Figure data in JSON
┌────────
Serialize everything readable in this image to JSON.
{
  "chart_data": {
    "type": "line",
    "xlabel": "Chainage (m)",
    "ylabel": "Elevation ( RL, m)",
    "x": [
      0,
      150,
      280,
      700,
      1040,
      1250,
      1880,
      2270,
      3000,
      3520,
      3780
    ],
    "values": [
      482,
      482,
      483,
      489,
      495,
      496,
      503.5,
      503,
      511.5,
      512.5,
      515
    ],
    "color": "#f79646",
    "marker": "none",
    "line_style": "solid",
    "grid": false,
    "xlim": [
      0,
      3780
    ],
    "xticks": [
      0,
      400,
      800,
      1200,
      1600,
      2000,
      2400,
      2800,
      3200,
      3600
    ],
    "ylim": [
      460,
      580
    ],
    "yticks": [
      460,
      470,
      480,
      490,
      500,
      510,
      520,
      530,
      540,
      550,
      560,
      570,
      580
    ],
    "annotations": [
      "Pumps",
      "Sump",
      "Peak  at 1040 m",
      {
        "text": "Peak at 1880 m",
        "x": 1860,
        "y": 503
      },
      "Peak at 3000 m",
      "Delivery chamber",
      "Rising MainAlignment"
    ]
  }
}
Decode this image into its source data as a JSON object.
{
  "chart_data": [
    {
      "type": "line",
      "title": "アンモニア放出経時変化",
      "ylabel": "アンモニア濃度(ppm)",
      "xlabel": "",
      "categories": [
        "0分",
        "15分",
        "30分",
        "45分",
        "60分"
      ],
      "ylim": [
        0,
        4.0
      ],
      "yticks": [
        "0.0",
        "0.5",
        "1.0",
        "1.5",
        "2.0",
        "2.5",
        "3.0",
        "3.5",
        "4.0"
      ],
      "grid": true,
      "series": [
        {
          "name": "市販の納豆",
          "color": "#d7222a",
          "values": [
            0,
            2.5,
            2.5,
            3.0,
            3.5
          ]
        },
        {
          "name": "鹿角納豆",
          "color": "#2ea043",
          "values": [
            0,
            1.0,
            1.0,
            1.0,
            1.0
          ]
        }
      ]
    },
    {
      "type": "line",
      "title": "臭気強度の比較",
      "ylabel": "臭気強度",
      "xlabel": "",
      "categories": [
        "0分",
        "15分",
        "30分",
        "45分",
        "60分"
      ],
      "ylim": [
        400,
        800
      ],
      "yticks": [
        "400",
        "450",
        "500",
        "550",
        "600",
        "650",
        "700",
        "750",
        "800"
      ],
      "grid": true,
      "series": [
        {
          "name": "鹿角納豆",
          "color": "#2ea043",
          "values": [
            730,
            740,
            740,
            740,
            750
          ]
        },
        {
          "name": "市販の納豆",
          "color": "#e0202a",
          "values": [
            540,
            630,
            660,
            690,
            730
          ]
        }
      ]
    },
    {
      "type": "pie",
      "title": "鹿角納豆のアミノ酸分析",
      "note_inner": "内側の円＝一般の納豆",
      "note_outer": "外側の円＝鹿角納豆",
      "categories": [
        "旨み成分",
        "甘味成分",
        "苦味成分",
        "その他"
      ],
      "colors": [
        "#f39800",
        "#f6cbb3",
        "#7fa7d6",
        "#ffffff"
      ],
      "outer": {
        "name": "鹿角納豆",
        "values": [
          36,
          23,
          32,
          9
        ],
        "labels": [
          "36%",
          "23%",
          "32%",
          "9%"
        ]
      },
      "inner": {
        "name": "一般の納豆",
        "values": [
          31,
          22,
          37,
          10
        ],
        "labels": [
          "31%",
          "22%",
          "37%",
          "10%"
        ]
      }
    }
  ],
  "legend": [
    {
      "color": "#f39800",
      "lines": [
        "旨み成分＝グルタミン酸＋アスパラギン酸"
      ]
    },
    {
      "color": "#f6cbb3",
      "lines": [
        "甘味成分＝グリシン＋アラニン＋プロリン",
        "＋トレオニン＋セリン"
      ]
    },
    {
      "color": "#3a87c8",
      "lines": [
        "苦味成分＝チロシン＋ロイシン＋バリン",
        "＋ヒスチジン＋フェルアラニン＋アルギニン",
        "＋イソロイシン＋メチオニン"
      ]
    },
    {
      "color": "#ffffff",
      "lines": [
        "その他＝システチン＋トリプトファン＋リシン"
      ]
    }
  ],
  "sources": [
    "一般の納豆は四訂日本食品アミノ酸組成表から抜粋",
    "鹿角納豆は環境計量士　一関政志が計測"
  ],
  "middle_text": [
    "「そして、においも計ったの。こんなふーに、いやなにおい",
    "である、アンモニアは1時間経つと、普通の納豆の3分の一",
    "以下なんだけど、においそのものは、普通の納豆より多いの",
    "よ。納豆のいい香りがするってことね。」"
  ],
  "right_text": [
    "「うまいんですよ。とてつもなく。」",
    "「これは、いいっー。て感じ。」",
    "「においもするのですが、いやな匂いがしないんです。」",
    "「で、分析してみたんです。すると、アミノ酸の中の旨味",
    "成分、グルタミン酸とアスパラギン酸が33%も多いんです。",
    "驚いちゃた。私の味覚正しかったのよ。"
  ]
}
└────────
[Your task] Restate all of the entries exactly, please.

[Task response]
Serialize everything readable in this image to JSON.
{
  "chart_data": {
    "type": "line",
    "xlabel": "Chainage (m)",
    "ylabel": "Elevation ( RL, m)",
    "x": [
      0,
      150,
      280,
      700,
      1040,
      1250,
      1880,
      2270,
      3000,
      3520,
      3780
    ],
    "values": [
      482,
      482,
      483,
      489,
      495,
      496,
      503.5,
      503,
      511.5,
      512.5,
      515
    ],
    "color": "#f79646",
    "marker": "none",
    "line_style": "solid",
    "grid": false,
    "xlim": [
      0,
      3780
    ],
    "xticks": [
      0,
      400,
      800,
      1200,
      1600,
      2000,
      2400,
      2800,
      3200,
      3600
    ],
    "ylim": [
      460,
      580
    ],
    "yticks": [
      460,
      470,
      480,
      490,
      500,
      510,
      520,
      530,
      540,
      550,
      560,
      570,
      580
    ],
    "annotations": [
      "Pumps",
      "Sump",
      "Peak  at 1040 m",
      {
        "text": "Peak at 1880 m",
        "x": 1860,
        "y": 503
      },
      "Peak at 3000 m",
      "Delivery chamber",
      "Rising MainAlignment"
    ]
  }
}
Decode this image into its source data as a JSON object.
{
  "chart_data": [
    {
      "type": "line",
      "title": "アンモニア放出経時変化",
      "ylabel": "アンモニア濃度(ppm)",
      "xlabel": "",
      "categories": [
        "0分",
        "15分",
        "30分",
        "45分",
        "60分"
      ],
      "ylim": [
        0,
        4.0
      ],
      "yticks": [
        "0.0",
        "0.5",
        "1.0",
        "1.5",
        "2.0",
        "2.5",
        "3.0",
        "3.5",
        "4.0"
      ],
      "grid": true,
      "series": [
        {
          "name": "市販の納豆",
          "color": "#d7222a",
          "values": [
            0,
            2.5,
            2.5,
            3.0,
            3.5
          ]
        },
        {
          "name": "鹿角納豆",
          "color": "#2ea043",
          "values": [
            0,
            1.0,
            1.0,
            1.0,
            1.0
          ]
        }
      ]
    },
    {
      "type": "line",
      "title": "臭気強度の比較",
      "ylabel": "臭気強度",
      "xlabel": "",
      "categories": [
        "0分",
        "15分",
        "30分",
        "45分",
        "60分"
      ],
      "ylim": [
        400,
        800
      ],
      "yticks": [
        "400",
        "450",
        "500",
        "550",
        "600",
        "650",
        "700",
        "750",
        "800"
      ],
      "grid": true,
      "series": [
        {
          "name": "鹿角納豆",
          "color": "#2ea043",
          "values": [
            730,
            740,
            740,
            740,
            750
          ]
        },
        {
          "name": "市販の納豆",
          "color": "#e0202a",
          "values": [
            540,
            630,
            660,
            690,
            730
          ]
        }
      ]
    },
    {
      "type": "pie",
      "title": "鹿角納豆のアミノ酸分析",
      "note_inner": "内側の円＝一般の納豆",
      "note_outer": "外側の円＝鹿角納豆",
      "categories": [
        "旨み成分",
        "甘味成分",
        "苦味成分",
        "その他"
      ],
      "colors": [
        "#f39800",
        "#f6cbb3",
        "#7fa7d6",
        "#ffffff"
      ],
      "outer": {
        "name": "鹿角納豆",
        "values": [
          36,
          23,
          32,
          9
        ],
        "labels": [
          "36%",
          "23%",
          "32%",
          "9%"
        ]
      },
      "inner": {
        "name": "一般の納豆",
        "values": [
          31,
          22,
          37,
          10
        ],
        "labels": [
          "31%",
          "22%",
          "37%",
          "10%"
        ]
      }
    }
  ],
  "legend": [
    {
      "color": "#f39800",
      "lines": [
        "旨み成分＝グルタミン酸＋アスパラギン酸"
      ]
    },
    {
      "color": "#f6cbb3",
      "lines": [
        "甘味成分＝グリシン＋アラニン＋プロリン",
        "＋トレオニン＋セリン"
      ]
    },
    {
      "color": "#3a87c8",
      "lines": [
        "苦味成分＝チロシン＋ロイシン＋バリン",
        "＋ヒスチジン＋フェルアラニン＋アルギニン",
        "＋イソロイシン＋メチオニン"
      ]
    },
    {
      "color": "#ffffff",
      "lines": [
        "その他＝システチン＋トリプトファン＋リシン"
      ]
    }
  ],
  "sources": [
    "一般の納豆は四訂日本食品アミノ酸組成表から抜粋",
    "鹿角納豆は環境計量士　一関政志が計測"
  ],
  "middle_text": [
    "「そして、においも計ったの。こんなふーに、いやなにおい",
    "である、アンモニアは1時間経つと、普通の納豆の3分の一",
    "以下なんだけど、においそのものは、普通の納豆より多いの",
    "よ。納豆のいい香りがするってことね。」"
  ],
  "right_text": [
    "「うまいんですよ。とてつもなく。」",
    "「これは、いいっー。て感じ。」",
    "「においもするのですが、いやな匂いがしないんです。」",
    "「で、分析してみたんです。すると、アミノ酸の中の旨味",
    "成分、グルタミン酸とアスパラギン酸が33%も多いんです。",
    "驚いちゃた。私の味覚正しかったのよ。"
  ]
}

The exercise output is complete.